The exercise: Return the entries verbatim and drop every picture.

Input for this task:
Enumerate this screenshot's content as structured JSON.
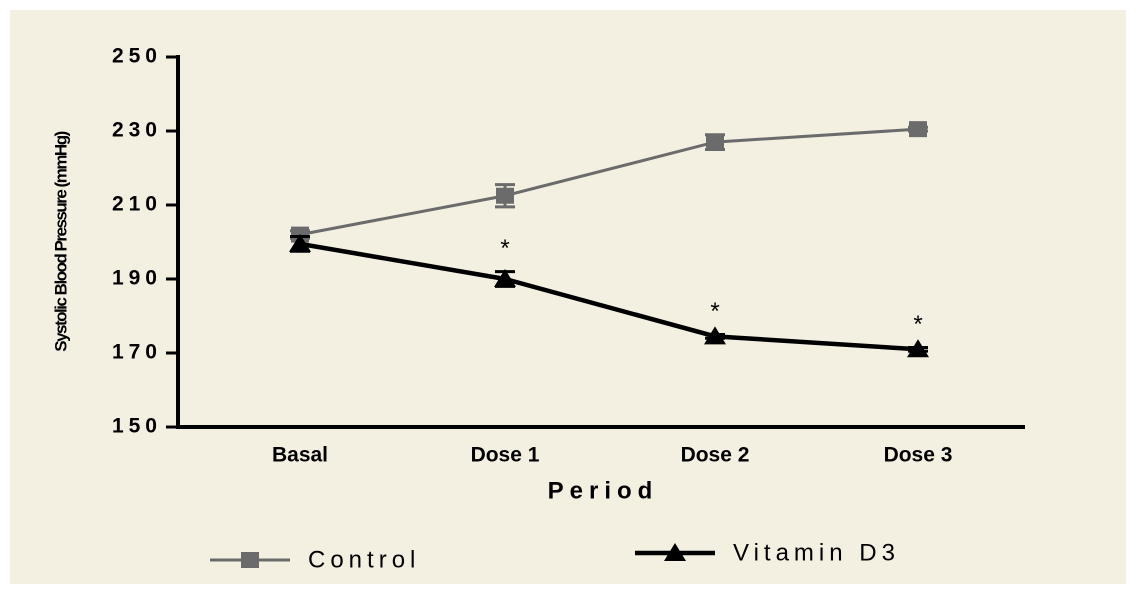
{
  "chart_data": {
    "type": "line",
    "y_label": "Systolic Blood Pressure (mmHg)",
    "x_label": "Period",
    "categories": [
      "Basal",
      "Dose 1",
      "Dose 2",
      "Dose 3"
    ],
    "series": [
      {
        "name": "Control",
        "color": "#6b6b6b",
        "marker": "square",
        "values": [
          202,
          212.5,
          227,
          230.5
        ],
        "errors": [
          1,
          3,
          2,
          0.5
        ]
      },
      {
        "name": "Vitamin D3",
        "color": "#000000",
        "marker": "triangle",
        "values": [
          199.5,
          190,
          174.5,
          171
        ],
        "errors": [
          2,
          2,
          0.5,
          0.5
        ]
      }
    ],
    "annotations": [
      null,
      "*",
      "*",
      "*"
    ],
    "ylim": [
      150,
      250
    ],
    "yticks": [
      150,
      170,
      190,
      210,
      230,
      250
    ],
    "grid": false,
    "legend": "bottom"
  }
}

Complete answer:
Enumerate this screenshot's content as structured JSON.
{
  "chart_data": {
    "type": "line",
    "y_label": "Systolic Blood Pressure (mmHg)",
    "x_label": "Period",
    "categories": [
      "Basal",
      "Dose 1",
      "Dose 2",
      "Dose 3"
    ],
    "series": [
      {
        "name": "Control",
        "color": "#6b6b6b",
        "marker": "square",
        "values": [
          202,
          212.5,
          227,
          230.5
        ],
        "errors": [
          1,
          3,
          2,
          0.5
        ]
      },
      {
        "name": "Vitamin D3",
        "color": "#000000",
        "marker": "triangle",
        "values": [
          199.5,
          190,
          174.5,
          171
        ],
        "errors": [
          2,
          2,
          0.5,
          0.5
        ]
      }
    ],
    "annotations": [
      null,
      "*",
      "*",
      "*"
    ],
    "ylim": [
      150,
      250
    ],
    "yticks": [
      150,
      170,
      190,
      210,
      230,
      250
    ],
    "grid": false,
    "legend": "bottom"
  }
}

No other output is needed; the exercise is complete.